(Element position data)
* begin *
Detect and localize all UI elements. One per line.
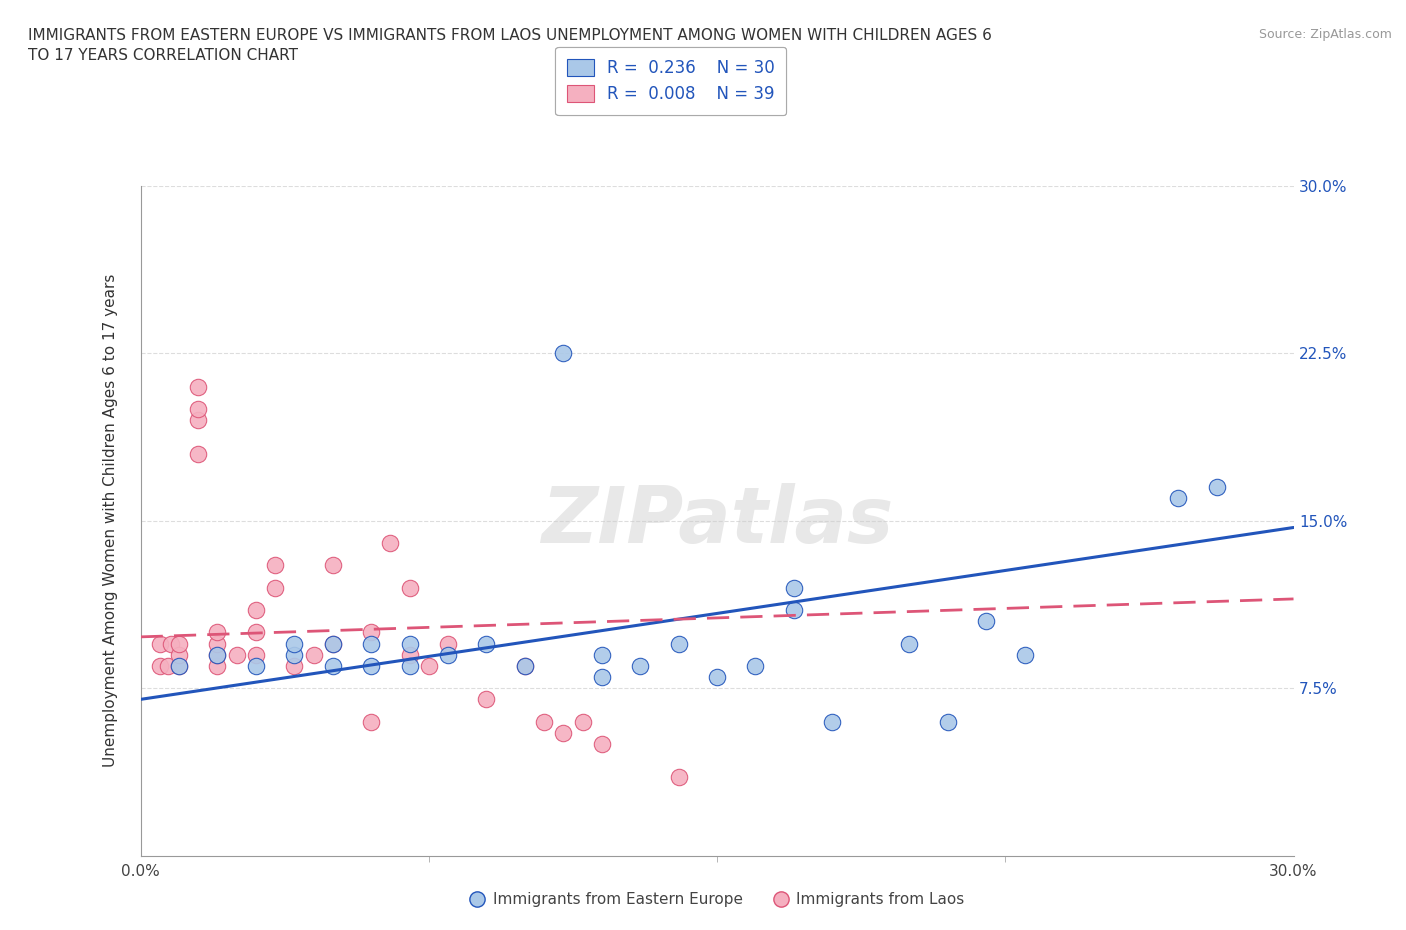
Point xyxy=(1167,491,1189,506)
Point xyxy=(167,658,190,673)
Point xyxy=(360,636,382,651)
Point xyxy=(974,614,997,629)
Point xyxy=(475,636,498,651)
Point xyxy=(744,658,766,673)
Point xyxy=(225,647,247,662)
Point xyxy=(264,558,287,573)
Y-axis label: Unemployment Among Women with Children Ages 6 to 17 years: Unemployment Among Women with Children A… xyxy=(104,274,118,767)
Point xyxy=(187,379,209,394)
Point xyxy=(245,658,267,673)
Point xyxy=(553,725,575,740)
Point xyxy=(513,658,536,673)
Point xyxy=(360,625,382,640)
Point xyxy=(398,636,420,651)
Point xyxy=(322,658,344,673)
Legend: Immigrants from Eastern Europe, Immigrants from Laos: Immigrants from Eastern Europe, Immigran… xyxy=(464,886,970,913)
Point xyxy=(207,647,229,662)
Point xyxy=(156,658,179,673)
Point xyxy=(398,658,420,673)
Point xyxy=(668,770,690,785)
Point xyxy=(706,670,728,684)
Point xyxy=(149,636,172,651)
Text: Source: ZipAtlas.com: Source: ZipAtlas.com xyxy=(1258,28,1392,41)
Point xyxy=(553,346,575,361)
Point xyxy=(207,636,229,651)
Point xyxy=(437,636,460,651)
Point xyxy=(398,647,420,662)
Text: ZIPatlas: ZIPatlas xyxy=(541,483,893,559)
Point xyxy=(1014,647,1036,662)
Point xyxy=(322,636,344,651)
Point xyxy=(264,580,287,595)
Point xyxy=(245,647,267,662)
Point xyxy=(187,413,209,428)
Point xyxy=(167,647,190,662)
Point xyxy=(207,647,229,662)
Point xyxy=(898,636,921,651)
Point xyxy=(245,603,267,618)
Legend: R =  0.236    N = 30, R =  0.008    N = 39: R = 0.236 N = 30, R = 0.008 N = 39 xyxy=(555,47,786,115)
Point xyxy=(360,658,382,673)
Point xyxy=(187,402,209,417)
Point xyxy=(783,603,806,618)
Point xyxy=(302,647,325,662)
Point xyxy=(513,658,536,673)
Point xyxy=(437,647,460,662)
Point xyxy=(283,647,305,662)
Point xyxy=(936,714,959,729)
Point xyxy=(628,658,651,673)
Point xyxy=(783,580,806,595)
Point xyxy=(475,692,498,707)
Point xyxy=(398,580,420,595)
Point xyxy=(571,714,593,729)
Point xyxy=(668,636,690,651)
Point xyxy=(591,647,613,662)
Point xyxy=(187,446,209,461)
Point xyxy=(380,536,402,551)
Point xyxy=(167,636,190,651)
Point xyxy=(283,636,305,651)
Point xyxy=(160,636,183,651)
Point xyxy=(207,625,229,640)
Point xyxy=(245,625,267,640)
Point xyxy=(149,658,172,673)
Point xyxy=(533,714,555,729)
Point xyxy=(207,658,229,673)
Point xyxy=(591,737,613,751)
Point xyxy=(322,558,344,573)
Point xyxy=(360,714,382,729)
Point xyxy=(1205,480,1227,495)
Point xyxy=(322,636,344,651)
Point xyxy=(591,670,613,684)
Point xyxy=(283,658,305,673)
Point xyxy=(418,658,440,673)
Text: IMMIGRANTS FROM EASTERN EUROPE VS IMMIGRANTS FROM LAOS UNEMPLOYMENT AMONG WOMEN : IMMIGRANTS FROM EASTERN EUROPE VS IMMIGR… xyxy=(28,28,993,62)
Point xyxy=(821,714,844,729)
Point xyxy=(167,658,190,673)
* end *
### Goal:
Swap every "Point" in the lines above for "Marker" and write the lines out again with nothing else changed. Leave the pictures out.

### Exercise response:
Detect and localize all UI elements. One per line.
Marker xyxy=(1167,491,1189,506)
Marker xyxy=(167,658,190,673)
Marker xyxy=(360,636,382,651)
Marker xyxy=(974,614,997,629)
Marker xyxy=(475,636,498,651)
Marker xyxy=(744,658,766,673)
Marker xyxy=(225,647,247,662)
Marker xyxy=(264,558,287,573)
Y-axis label: Unemployment Among Women with Children Ages 6 to 17 years: Unemployment Among Women with Children A… xyxy=(104,274,118,767)
Marker xyxy=(187,379,209,394)
Marker xyxy=(245,658,267,673)
Marker xyxy=(553,725,575,740)
Marker xyxy=(513,658,536,673)
Marker xyxy=(360,625,382,640)
Marker xyxy=(398,636,420,651)
Marker xyxy=(322,658,344,673)
Legend: Immigrants from Eastern Europe, Immigrants from Laos: Immigrants from Eastern Europe, Immigran… xyxy=(464,886,970,913)
Marker xyxy=(207,647,229,662)
Marker xyxy=(156,658,179,673)
Marker xyxy=(398,658,420,673)
Marker xyxy=(668,770,690,785)
Marker xyxy=(706,670,728,684)
Marker xyxy=(149,636,172,651)
Text: Source: ZipAtlas.com: Source: ZipAtlas.com xyxy=(1258,28,1392,41)
Marker xyxy=(553,346,575,361)
Marker xyxy=(207,636,229,651)
Marker xyxy=(437,636,460,651)
Marker xyxy=(398,647,420,662)
Text: ZIPatlas: ZIPatlas xyxy=(541,483,893,559)
Marker xyxy=(1014,647,1036,662)
Marker xyxy=(322,636,344,651)
Marker xyxy=(264,580,287,595)
Marker xyxy=(245,647,267,662)
Marker xyxy=(187,413,209,428)
Marker xyxy=(167,647,190,662)
Marker xyxy=(207,647,229,662)
Marker xyxy=(898,636,921,651)
Marker xyxy=(245,603,267,618)
Legend: R =  0.236    N = 30, R =  0.008    N = 39: R = 0.236 N = 30, R = 0.008 N = 39 xyxy=(555,47,786,115)
Marker xyxy=(360,658,382,673)
Marker xyxy=(187,402,209,417)
Marker xyxy=(783,603,806,618)
Marker xyxy=(302,647,325,662)
Marker xyxy=(513,658,536,673)
Marker xyxy=(437,647,460,662)
Marker xyxy=(283,647,305,662)
Marker xyxy=(936,714,959,729)
Marker xyxy=(628,658,651,673)
Marker xyxy=(783,580,806,595)
Marker xyxy=(475,692,498,707)
Marker xyxy=(398,580,420,595)
Marker xyxy=(571,714,593,729)
Marker xyxy=(668,636,690,651)
Marker xyxy=(591,647,613,662)
Marker xyxy=(187,446,209,461)
Marker xyxy=(380,536,402,551)
Marker xyxy=(167,636,190,651)
Marker xyxy=(283,636,305,651)
Marker xyxy=(160,636,183,651)
Marker xyxy=(207,625,229,640)
Marker xyxy=(245,625,267,640)
Marker xyxy=(149,658,172,673)
Marker xyxy=(533,714,555,729)
Marker xyxy=(207,658,229,673)
Marker xyxy=(591,737,613,751)
Marker xyxy=(322,558,344,573)
Marker xyxy=(360,714,382,729)
Marker xyxy=(1205,480,1227,495)
Marker xyxy=(322,636,344,651)
Marker xyxy=(591,670,613,684)
Marker xyxy=(283,658,305,673)
Marker xyxy=(418,658,440,673)
Text: IMMIGRANTS FROM EASTERN EUROPE VS IMMIGRANTS FROM LAOS UNEMPLOYMENT AMONG WOMEN : IMMIGRANTS FROM EASTERN EUROPE VS IMMIGR… xyxy=(28,28,993,62)
Marker xyxy=(821,714,844,729)
Marker xyxy=(167,658,190,673)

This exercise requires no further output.